··· PROVIDED RECORDS

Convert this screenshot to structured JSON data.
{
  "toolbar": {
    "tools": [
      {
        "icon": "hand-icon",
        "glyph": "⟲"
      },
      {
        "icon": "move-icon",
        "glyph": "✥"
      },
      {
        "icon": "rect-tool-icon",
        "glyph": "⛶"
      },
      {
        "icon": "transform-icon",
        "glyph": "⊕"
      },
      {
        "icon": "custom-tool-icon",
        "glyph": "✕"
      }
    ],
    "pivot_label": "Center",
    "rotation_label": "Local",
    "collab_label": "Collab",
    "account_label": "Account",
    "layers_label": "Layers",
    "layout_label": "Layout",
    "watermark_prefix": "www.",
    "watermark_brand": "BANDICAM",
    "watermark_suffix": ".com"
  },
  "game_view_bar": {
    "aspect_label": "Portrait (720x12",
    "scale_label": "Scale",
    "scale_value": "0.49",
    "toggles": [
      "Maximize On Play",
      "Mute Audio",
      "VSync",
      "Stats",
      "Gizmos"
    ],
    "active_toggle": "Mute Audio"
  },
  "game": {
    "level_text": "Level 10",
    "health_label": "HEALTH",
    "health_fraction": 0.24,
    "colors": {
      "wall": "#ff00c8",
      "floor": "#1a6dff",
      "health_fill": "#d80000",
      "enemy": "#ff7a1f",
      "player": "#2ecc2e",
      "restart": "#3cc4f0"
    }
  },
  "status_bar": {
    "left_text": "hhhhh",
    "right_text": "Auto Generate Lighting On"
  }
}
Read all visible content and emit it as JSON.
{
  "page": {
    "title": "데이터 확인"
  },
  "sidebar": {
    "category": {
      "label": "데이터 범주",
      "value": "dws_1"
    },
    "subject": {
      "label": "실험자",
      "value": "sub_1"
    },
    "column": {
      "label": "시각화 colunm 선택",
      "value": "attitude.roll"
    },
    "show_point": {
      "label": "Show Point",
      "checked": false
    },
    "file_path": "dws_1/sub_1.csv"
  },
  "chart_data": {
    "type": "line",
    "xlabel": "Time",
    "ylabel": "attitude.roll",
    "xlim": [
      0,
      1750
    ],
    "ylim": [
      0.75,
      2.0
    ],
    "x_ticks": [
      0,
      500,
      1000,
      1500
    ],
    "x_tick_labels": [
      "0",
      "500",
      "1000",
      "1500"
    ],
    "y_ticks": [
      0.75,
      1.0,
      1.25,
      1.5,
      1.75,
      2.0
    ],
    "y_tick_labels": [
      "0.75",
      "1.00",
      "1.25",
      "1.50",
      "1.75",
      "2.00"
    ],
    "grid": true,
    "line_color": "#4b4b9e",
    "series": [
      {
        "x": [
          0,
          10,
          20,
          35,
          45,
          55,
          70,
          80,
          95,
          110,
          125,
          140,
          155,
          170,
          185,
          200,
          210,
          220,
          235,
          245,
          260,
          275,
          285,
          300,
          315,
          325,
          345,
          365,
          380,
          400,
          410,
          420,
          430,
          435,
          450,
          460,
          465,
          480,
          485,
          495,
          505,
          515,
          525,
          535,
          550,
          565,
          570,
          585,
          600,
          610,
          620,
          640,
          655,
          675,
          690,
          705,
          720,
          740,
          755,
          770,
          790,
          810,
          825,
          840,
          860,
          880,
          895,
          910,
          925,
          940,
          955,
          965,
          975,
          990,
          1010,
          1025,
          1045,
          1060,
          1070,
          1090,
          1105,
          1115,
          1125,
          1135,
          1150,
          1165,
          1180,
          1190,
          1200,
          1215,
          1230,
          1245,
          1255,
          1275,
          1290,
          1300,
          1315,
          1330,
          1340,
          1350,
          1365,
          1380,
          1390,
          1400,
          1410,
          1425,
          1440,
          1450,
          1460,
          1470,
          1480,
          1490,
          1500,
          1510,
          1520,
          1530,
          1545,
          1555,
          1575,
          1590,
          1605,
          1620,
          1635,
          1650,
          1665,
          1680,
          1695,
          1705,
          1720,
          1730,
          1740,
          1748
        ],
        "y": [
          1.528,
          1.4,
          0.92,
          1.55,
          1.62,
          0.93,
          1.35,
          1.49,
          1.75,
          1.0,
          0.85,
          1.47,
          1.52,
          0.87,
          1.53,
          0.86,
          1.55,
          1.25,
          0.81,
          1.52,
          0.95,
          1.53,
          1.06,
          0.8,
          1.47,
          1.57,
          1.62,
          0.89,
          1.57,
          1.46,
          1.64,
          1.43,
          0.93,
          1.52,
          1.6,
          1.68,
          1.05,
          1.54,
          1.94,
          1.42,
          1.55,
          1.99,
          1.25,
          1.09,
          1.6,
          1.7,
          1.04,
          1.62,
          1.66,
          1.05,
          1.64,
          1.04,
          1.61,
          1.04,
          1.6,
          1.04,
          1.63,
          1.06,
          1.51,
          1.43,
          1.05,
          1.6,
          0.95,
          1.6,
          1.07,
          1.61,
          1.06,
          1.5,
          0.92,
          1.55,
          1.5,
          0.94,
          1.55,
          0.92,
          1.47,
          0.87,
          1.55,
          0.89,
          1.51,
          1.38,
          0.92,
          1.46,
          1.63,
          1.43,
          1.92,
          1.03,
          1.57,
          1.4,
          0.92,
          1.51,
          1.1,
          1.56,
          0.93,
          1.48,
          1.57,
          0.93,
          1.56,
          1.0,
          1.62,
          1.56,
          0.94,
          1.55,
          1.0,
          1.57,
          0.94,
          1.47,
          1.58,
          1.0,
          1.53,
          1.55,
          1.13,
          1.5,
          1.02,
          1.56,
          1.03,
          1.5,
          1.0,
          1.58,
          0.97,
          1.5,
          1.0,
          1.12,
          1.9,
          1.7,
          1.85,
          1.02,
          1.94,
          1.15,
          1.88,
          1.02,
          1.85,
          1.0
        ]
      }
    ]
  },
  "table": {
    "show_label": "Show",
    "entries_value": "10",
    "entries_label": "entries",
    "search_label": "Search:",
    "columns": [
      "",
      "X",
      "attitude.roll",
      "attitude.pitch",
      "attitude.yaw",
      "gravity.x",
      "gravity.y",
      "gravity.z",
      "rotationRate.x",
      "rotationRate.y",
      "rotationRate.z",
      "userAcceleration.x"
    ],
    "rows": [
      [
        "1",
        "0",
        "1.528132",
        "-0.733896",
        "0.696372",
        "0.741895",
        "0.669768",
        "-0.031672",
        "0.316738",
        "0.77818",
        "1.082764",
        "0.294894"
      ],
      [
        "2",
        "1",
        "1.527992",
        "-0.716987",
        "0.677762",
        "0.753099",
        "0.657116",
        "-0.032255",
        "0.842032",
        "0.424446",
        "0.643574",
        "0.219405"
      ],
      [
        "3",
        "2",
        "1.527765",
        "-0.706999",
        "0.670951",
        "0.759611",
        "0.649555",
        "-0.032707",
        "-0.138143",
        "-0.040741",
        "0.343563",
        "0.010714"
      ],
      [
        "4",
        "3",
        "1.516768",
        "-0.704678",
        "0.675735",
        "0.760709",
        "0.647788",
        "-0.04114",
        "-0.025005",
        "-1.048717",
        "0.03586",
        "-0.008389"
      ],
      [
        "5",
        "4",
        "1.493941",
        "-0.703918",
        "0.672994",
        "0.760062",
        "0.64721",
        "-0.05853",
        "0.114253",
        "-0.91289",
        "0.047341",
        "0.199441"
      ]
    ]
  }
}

······

[WORK TO BE COMPLETED]
From the first line to the last, please quote the material above exactly.

[EXERCISE RESPONSE]
Convert this screenshot to structured JSON data.
{
  "toolbar": {
    "tools": [
      {
        "icon": "hand-icon",
        "glyph": "⟲"
      },
      {
        "icon": "move-icon",
        "glyph": "✥"
      },
      {
        "icon": "rect-tool-icon",
        "glyph": "⛶"
      },
      {
        "icon": "transform-icon",
        "glyph": "⊕"
      },
      {
        "icon": "custom-tool-icon",
        "glyph": "✕"
      }
    ],
    "pivot_label": "Center",
    "rotation_label": "Local",
    "collab_label": "Collab",
    "account_label": "Account",
    "layers_label": "Layers",
    "layout_label": "Layout",
    "watermark_prefix": "www.",
    "watermark_brand": "BANDICAM",
    "watermark_suffix": ".com"
  },
  "game_view_bar": {
    "aspect_label": "Portrait (720x12",
    "scale_label": "Scale",
    "scale_value": "0.49",
    "toggles": [
      "Maximize On Play",
      "Mute Audio",
      "VSync",
      "Stats",
      "Gizmos"
    ],
    "active_toggle": "Mute Audio"
  },
  "game": {
    "level_text": "Level 10",
    "health_label": "HEALTH",
    "health_fraction": 0.24,
    "colors": {
      "wall": "#ff00c8",
      "floor": "#1a6dff",
      "health_fill": "#d80000",
      "enemy": "#ff7a1f",
      "player": "#2ecc2e",
      "restart": "#3cc4f0"
    }
  },
  "status_bar": {
    "left_text": "hhhhh",
    "right_text": "Auto Generate Lighting On"
  }
}
Read all visible content and emit it as JSON.
{
  "page": {
    "title": "데이터 확인"
  },
  "sidebar": {
    "category": {
      "label": "데이터 범주",
      "value": "dws_1"
    },
    "subject": {
      "label": "실험자",
      "value": "sub_1"
    },
    "column": {
      "label": "시각화 colunm 선택",
      "value": "attitude.roll"
    },
    "show_point": {
      "label": "Show Point",
      "checked": false
    },
    "file_path": "dws_1/sub_1.csv"
  },
  "chart_data": {
    "type": "line",
    "xlabel": "Time",
    "ylabel": "attitude.roll",
    "xlim": [
      0,
      1750
    ],
    "ylim": [
      0.75,
      2.0
    ],
    "x_ticks": [
      0,
      500,
      1000,
      1500
    ],
    "x_tick_labels": [
      "0",
      "500",
      "1000",
      "1500"
    ],
    "y_ticks": [
      0.75,
      1.0,
      1.25,
      1.5,
      1.75,
      2.0
    ],
    "y_tick_labels": [
      "0.75",
      "1.00",
      "1.25",
      "1.50",
      "1.75",
      "2.00"
    ],
    "grid": true,
    "line_color": "#4b4b9e",
    "series": [
      {
        "x": [
          0,
          10,
          20,
          35,
          45,
          55,
          70,
          80,
          95,
          110,
          125,
          140,
          155,
          170,
          185,
          200,
          210,
          220,
          235,
          245,
          260,
          275,
          285,
          300,
          315,
          325,
          345,
          365,
          380,
          400,
          410,
          420,
          430,
          435,
          450,
          460,
          465,
          480,
          485,
          495,
          505,
          515,
          525,
          535,
          550,
          565,
          570,
          585,
          600,
          610,
          620,
          640,
          655,
          675,
          690,
          705,
          720,
          740,
          755,
          770,
          790,
          810,
          825,
          840,
          860,
          880,
          895,
          910,
          925,
          940,
          955,
          965,
          975,
          990,
          1010,
          1025,
          1045,
          1060,
          1070,
          1090,
          1105,
          1115,
          1125,
          1135,
          1150,
          1165,
          1180,
          1190,
          1200,
          1215,
          1230,
          1245,
          1255,
          1275,
          1290,
          1300,
          1315,
          1330,
          1340,
          1350,
          1365,
          1380,
          1390,
          1400,
          1410,
          1425,
          1440,
          1450,
          1460,
          1470,
          1480,
          1490,
          1500,
          1510,
          1520,
          1530,
          1545,
          1555,
          1575,
          1590,
          1605,
          1620,
          1635,
          1650,
          1665,
          1680,
          1695,
          1705,
          1720,
          1730,
          1740,
          1748
        ],
        "y": [
          1.528,
          1.4,
          0.92,
          1.55,
          1.62,
          0.93,
          1.35,
          1.49,
          1.75,
          1.0,
          0.85,
          1.47,
          1.52,
          0.87,
          1.53,
          0.86,
          1.55,
          1.25,
          0.81,
          1.52,
          0.95,
          1.53,
          1.06,
          0.8,
          1.47,
          1.57,
          1.62,
          0.89,
          1.57,
          1.46,
          1.64,
          1.43,
          0.93,
          1.52,
          1.6,
          1.68,
          1.05,
          1.54,
          1.94,
          1.42,
          1.55,
          1.99,
          1.25,
          1.09,
          1.6,
          1.7,
          1.04,
          1.62,
          1.66,
          1.05,
          1.64,
          1.04,
          1.61,
          1.04,
          1.6,
          1.04,
          1.63,
          1.06,
          1.51,
          1.43,
          1.05,
          1.6,
          0.95,
          1.6,
          1.07,
          1.61,
          1.06,
          1.5,
          0.92,
          1.55,
          1.5,
          0.94,
          1.55,
          0.92,
          1.47,
          0.87,
          1.55,
          0.89,
          1.51,
          1.38,
          0.92,
          1.46,
          1.63,
          1.43,
          1.92,
          1.03,
          1.57,
          1.4,
          0.92,
          1.51,
          1.1,
          1.56,
          0.93,
          1.48,
          1.57,
          0.93,
          1.56,
          1.0,
          1.62,
          1.56,
          0.94,
          1.55,
          1.0,
          1.57,
          0.94,
          1.47,
          1.58,
          1.0,
          1.53,
          1.55,
          1.13,
          1.5,
          1.02,
          1.56,
          1.03,
          1.5,
          1.0,
          1.58,
          0.97,
          1.5,
          1.0,
          1.12,
          1.9,
          1.7,
          1.85,
          1.02,
          1.94,
          1.15,
          1.88,
          1.02,
          1.85,
          1.0
        ]
      }
    ]
  },
  "table": {
    "show_label": "Show",
    "entries_value": "10",
    "entries_label": "entries",
    "search_label": "Search:",
    "columns": [
      "",
      "X",
      "attitude.roll",
      "attitude.pitch",
      "attitude.yaw",
      "gravity.x",
      "gravity.y",
      "gravity.z",
      "rotationRate.x",
      "rotationRate.y",
      "rotationRate.z",
      "userAcceleration.x"
    ],
    "rows": [
      [
        "1",
        "0",
        "1.528132",
        "-0.733896",
        "0.696372",
        "0.741895",
        "0.669768",
        "-0.031672",
        "0.316738",
        "0.77818",
        "1.082764",
        "0.294894"
      ],
      [
        "2",
        "1",
        "1.527992",
        "-0.716987",
        "0.677762",
        "0.753099",
        "0.657116",
        "-0.032255",
        "0.842032",
        "0.424446",
        "0.643574",
        "0.219405"
      ],
      [
        "3",
        "2",
        "1.527765",
        "-0.706999",
        "0.670951",
        "0.759611",
        "0.649555",
        "-0.032707",
        "-0.138143",
        "-0.040741",
        "0.343563",
        "0.010714"
      ],
      [
        "4",
        "3",
        "1.516768",
        "-0.704678",
        "0.675735",
        "0.760709",
        "0.647788",
        "-0.04114",
        "-0.025005",
        "-1.048717",
        "0.03586",
        "-0.008389"
      ],
      [
        "5",
        "4",
        "1.493941",
        "-0.703918",
        "0.672994",
        "0.760062",
        "0.64721",
        "-0.05853",
        "0.114253",
        "-0.91289",
        "0.047341",
        "0.199441"
      ]
    ]
  }
}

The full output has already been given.